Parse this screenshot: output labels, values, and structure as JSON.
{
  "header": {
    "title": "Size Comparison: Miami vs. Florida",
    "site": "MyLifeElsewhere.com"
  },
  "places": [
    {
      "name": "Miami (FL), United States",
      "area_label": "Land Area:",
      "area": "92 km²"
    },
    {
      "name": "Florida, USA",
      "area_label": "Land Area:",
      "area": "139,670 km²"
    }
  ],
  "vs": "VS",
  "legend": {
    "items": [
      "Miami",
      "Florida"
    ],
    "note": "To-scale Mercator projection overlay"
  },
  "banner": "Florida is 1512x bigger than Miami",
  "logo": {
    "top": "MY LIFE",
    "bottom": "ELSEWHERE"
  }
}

__SHORT EXERCISE__
Give back the data above exactly as it appears.

__FULL SOLUTION__
Parse this screenshot: output labels, values, and structure as JSON.
{
  "header": {
    "title": "Size Comparison: Miami vs. Florida",
    "site": "MyLifeElsewhere.com"
  },
  "places": [
    {
      "name": "Miami (FL), United States",
      "area_label": "Land Area:",
      "area": "92 km²"
    },
    {
      "name": "Florida, USA",
      "area_label": "Land Area:",
      "area": "139,670 km²"
    }
  ],
  "vs": "VS",
  "legend": {
    "items": [
      "Miami",
      "Florida"
    ],
    "note": "To-scale Mercator projection overlay"
  },
  "banner": "Florida is 1512x bigger than Miami",
  "logo": {
    "top": "MY LIFE",
    "bottom": "ELSEWHERE"
  }
}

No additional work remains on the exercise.